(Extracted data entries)
++++++++

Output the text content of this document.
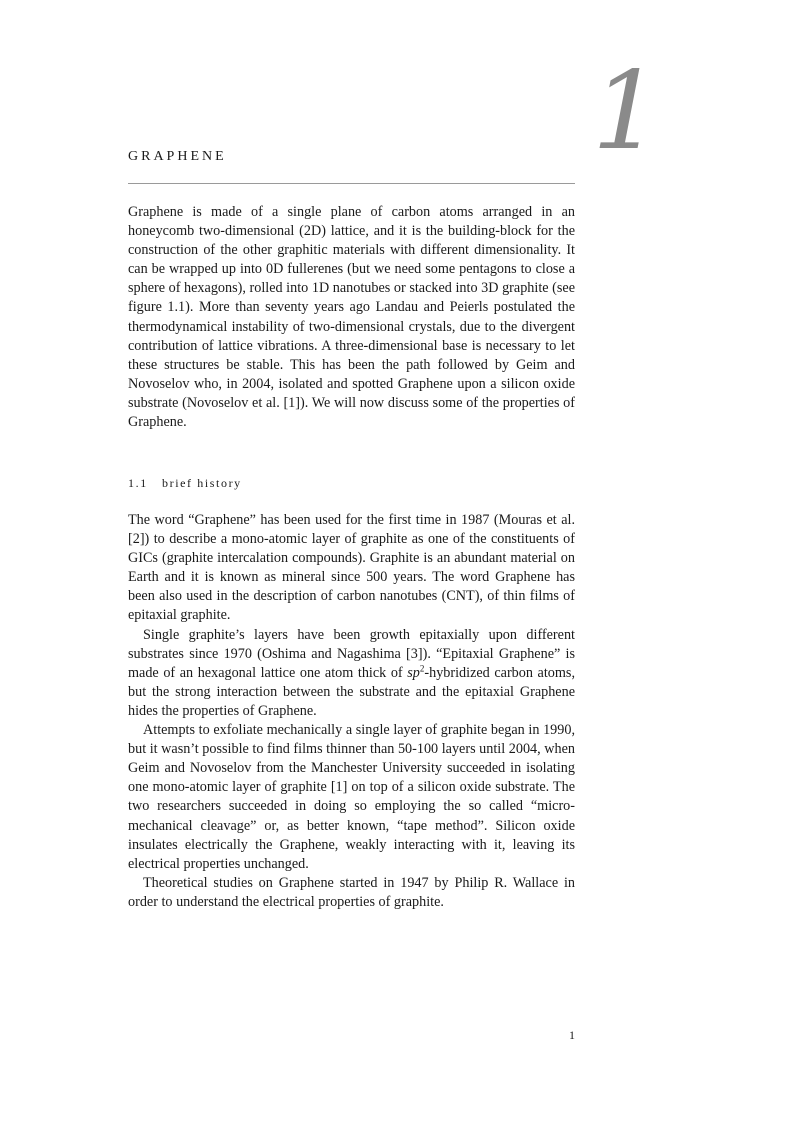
1
GRAPHENE

Graphene is made of a single plane of carbon atoms arranged in an honeycomb two-dimensional (2D) lattice, and it is the building-block for the construction of the other graphitic materials with different dimensionality. It can be wrapped up into 0D fullerenes (but we need some pentagons to close a sphere of hexagons), rolled into 1D nanotubes or stacked into 3D graphite (see figure 1.1). More than seventy years ago Landau and Peierls postulated the thermodynamical instability of two-dimensional crystals, due to the divergent contribution of lattice vibrations. A three-dimensional base is necessary to let these structures be stable. This has been the path followed by Geim and Novoselov who, in 2004, isolated and spotted Graphene upon a silicon oxide substrate (Novoselov et al. [1]). We will now discuss some of the properties of Graphene.

1.1 brief history

The word “Graphene” has been used for the first time in 1987 (Mouras et al. [2]) to describe a mono-atomic layer of graphite as one of the constituents of GICs (graphite intercalation compounds). Graphite is an abundant material on Earth and it is known as mineral since 500 years. The word Graphene has been also used in the description of carbon nanotubes (CNT), of thin films of epitaxial graphite.

Single graphite’s layers have been growth epitaxially upon different substrates since 1970 (Oshima and Nagashima [3]). “Epitaxial Graphene” is made of an hexagonal lattice one atom thick of $sp^2$-hybridized carbon atoms, but the strong interaction between the substrate and the epitaxial Graphene hides the properties of Graphene.

Attempts to exfoliate mechanically a single layer of graphite began in 1990, but it wasn’t possible to find films thinner than 50-100 layers until 2004, when Geim and Novoselov from the Manchester University succeeded in isolating one mono-atomic layer of graphite [1] on top of a silicon oxide substrate. The two researchers succeeded in doing so employing the so called “micro-mechanical cleavage” or, as better known, “tape method”. Silicon oxide insulates electrically the Graphene, weakly interacting with it, leaving its electrical properties unchanged.

Theoretical studies on Graphene started in 1947 by Philip R. Wallace in order to understand the electrical properties of graphite.

1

++++++++

» **Short task**: Quote all the records verbatim, dropping any pictures from your copy.

» **Output of the exercise**:
Output the text content of this document.
1
GRAPHENE

Graphene is made of a single plane of carbon atoms arranged in an honeycomb two-dimensional (2D) lattice, and it is the building-block for the construction of the other graphitic materials with different dimensionality. It can be wrapped up into 0D fullerenes (but we need some pentagons to close a sphere of hexagons), rolled into 1D nanotubes or stacked into 3D graphite (see figure 1.1). More than seventy years ago Landau and Peierls postulated the thermodynamical instability of two-dimensional crystals, due to the divergent contribution of lattice vibrations. A three-dimensional base is necessary to let these structures be stable. This has been the path followed by Geim and Novoselov who, in 2004, isolated and spotted Graphene upon a silicon oxide substrate (Novoselov et al. [1]). We will now discuss some of the properties of Graphene.

1.1 brief history

The word “Graphene” has been used for the first time in 1987 (Mouras et al. [2]) to describe a mono-atomic layer of graphite as one of the constituents of GICs (graphite intercalation compounds). Graphite is an abundant material on Earth and it is known as mineral since 500 years. The word Graphene has been also used in the description of carbon nanotubes (CNT), of thin films of epitaxial graphite.

Single graphite’s layers have been growth epitaxially upon different substrates since 1970 (Oshima and Nagashima [3]). “Epitaxial Graphene” is made of an hexagonal lattice one atom thick of $sp^2$-hybridized carbon atoms, but the strong interaction between the substrate and the epitaxial Graphene hides the properties of Graphene.

Attempts to exfoliate mechanically a single layer of graphite began in 1990, but it wasn’t possible to find films thinner than 50-100 layers until 2004, when Geim and Novoselov from the Manchester University succeeded in isolating one mono-atomic layer of graphite [1] on top of a silicon oxide substrate. The two researchers succeeded in doing so employing the so called “micro-mechanical cleavage” or, as better known, “tape method”. Silicon oxide insulates electrically the Graphene, weakly interacting with it, leaving its electrical properties unchanged.

Theoretical studies on Graphene started in 1947 by Philip R. Wallace in order to understand the electrical properties of graphite.

1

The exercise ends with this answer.